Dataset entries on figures
-*-

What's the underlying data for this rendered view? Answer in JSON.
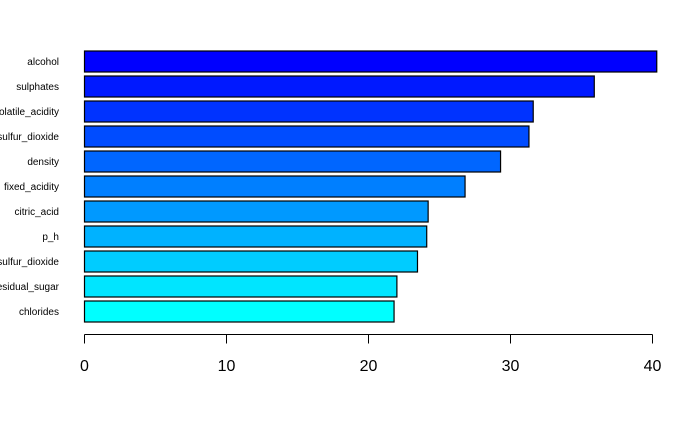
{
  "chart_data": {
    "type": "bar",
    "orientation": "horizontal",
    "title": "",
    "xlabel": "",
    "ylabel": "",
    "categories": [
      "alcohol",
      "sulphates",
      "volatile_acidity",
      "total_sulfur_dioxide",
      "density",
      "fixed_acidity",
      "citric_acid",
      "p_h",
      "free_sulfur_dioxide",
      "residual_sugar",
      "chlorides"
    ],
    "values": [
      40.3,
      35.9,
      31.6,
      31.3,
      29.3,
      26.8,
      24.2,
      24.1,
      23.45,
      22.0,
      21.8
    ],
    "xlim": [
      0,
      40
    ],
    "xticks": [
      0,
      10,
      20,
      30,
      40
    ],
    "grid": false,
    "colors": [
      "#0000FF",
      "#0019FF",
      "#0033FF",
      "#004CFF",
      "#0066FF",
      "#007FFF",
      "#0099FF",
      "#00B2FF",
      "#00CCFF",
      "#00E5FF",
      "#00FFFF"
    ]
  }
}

-*-

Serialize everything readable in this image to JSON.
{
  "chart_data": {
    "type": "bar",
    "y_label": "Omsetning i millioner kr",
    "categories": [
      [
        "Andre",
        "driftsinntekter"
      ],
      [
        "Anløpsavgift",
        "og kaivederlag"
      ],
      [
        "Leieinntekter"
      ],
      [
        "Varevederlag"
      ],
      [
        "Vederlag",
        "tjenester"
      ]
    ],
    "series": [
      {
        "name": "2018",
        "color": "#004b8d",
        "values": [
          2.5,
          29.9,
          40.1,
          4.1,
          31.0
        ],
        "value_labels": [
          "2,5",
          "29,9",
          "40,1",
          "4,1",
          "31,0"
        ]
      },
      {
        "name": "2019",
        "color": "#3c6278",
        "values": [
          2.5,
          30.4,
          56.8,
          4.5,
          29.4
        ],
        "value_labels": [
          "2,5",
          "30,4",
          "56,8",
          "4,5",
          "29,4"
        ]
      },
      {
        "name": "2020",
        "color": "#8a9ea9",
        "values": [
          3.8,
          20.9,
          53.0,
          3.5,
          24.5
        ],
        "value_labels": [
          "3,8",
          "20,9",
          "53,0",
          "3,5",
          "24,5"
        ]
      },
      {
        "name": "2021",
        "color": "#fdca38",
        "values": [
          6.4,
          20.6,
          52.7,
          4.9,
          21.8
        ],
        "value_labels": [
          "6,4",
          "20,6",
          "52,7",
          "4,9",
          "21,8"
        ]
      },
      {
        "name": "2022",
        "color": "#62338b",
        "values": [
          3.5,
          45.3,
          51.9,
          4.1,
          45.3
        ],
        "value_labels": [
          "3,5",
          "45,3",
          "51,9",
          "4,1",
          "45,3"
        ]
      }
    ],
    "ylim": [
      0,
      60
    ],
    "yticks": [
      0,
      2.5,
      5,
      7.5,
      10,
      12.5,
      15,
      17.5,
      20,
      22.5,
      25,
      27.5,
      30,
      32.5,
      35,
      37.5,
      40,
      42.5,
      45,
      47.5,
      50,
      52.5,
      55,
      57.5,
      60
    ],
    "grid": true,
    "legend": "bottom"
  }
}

-*-

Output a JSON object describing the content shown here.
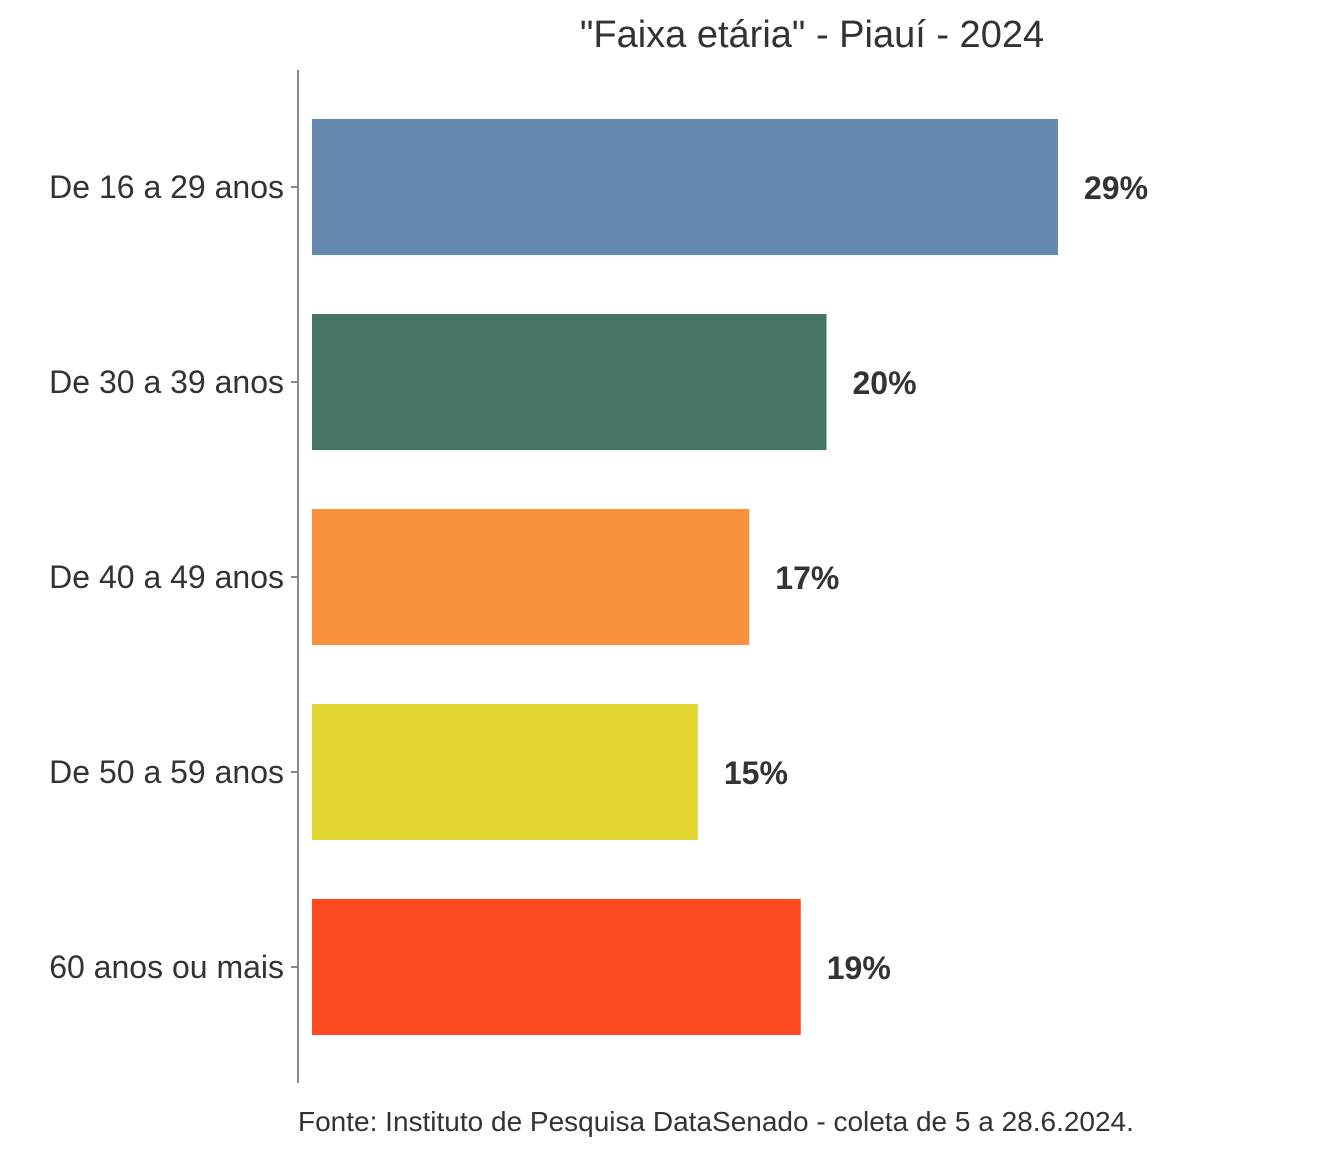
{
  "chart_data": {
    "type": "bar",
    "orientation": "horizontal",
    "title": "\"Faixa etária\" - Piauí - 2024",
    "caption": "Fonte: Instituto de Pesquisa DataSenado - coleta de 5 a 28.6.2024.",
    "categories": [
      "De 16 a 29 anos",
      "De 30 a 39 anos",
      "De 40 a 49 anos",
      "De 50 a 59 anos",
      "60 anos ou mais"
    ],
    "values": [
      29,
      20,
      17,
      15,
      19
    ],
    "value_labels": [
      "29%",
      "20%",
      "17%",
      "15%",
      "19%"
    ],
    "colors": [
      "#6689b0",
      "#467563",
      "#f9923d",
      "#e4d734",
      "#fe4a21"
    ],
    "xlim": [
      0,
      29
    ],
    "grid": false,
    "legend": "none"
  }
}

-*-

→ **Set exercise**
Look through the listing and extract every line with "JSON" in it.

→ **Exercise solution**
What's the underlying data for this rendered view? Answer in JSON.
Serialize everything readable in this image to JSON.
Output a JSON object describing the content shown here.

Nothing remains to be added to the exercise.